WHAT THE EXERCISE ASKS — Looking at the listing beneath, work out how many lines hold "JSON" and report only that figure.

DATA FOR THIS EXERCISE —

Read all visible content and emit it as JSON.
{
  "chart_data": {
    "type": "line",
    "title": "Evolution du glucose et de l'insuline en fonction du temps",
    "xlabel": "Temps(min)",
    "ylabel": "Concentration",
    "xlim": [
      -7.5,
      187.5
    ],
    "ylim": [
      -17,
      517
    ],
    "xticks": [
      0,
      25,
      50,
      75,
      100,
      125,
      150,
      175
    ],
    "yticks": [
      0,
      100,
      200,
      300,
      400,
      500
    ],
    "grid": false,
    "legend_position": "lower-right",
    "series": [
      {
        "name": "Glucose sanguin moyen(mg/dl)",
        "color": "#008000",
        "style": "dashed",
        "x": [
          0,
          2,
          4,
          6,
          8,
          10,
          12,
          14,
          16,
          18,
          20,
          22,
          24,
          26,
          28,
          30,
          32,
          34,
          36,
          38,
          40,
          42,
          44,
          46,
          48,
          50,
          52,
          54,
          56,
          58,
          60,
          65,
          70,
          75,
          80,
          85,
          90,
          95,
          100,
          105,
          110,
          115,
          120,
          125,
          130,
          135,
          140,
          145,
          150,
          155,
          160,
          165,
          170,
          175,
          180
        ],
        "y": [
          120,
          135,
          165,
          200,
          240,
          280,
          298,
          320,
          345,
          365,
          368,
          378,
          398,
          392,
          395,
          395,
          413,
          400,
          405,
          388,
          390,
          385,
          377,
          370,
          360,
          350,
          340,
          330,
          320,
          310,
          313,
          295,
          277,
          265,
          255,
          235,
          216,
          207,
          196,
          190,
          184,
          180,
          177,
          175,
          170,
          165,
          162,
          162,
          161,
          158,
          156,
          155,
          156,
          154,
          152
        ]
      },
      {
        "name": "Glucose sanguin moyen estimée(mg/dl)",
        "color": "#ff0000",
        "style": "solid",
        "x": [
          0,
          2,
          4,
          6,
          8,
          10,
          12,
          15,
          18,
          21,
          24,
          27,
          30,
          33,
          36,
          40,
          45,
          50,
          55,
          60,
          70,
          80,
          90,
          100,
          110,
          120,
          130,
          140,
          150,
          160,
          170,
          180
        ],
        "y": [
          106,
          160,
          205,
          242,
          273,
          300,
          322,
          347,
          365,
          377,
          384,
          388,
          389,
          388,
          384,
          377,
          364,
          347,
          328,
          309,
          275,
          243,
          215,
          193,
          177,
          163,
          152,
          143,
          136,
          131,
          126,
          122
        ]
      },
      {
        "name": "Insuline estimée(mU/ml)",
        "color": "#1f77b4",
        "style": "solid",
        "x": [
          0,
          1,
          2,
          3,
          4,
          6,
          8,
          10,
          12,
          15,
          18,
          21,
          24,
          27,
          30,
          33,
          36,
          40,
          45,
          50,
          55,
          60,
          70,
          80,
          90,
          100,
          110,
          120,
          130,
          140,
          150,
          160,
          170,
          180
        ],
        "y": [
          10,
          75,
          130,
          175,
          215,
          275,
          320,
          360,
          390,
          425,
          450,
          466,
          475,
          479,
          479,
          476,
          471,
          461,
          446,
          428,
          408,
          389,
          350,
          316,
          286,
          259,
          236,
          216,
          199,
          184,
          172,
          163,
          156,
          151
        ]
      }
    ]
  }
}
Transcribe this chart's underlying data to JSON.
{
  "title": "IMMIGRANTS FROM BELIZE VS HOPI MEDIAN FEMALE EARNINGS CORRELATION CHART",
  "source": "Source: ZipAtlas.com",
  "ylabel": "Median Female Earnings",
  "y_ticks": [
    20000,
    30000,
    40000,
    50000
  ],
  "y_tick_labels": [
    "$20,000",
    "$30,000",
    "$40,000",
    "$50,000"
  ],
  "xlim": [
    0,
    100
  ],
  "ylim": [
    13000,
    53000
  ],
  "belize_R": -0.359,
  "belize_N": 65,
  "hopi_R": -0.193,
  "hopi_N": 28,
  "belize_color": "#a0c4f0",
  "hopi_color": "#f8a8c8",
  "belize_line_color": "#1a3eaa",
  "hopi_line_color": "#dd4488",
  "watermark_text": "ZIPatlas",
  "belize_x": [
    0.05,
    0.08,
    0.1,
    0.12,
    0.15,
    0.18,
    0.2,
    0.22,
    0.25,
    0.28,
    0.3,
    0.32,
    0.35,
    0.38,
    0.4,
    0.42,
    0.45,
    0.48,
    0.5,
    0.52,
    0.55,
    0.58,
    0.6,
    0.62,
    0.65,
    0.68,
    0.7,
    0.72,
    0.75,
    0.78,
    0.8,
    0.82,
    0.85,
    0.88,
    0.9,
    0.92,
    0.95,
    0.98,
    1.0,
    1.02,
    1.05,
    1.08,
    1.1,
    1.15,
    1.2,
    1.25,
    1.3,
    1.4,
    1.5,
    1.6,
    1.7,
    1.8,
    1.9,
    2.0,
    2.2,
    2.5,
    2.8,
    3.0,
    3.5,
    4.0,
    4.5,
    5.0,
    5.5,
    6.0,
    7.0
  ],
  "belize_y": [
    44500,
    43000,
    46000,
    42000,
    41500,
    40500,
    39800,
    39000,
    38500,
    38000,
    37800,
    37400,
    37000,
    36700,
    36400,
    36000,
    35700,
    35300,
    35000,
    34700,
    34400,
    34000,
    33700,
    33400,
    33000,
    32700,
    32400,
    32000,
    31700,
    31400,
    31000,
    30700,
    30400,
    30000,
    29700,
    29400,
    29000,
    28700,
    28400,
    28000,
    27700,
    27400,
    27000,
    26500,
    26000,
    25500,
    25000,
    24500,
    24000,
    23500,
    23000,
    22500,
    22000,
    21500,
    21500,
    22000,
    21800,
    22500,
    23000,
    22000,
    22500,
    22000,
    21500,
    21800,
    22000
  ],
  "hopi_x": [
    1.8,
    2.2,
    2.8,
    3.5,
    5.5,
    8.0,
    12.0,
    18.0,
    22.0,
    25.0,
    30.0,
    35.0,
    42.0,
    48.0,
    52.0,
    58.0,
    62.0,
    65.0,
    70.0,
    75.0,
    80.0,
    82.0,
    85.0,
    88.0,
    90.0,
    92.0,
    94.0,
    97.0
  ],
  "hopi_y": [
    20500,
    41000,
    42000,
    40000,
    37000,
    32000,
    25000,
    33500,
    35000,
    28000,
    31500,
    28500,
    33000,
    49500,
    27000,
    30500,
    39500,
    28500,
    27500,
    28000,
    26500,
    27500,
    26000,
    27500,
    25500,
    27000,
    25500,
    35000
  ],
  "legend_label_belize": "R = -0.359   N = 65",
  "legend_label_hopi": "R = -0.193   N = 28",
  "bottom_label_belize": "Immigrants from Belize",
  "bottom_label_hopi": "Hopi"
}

EXERCISE RESULT — 2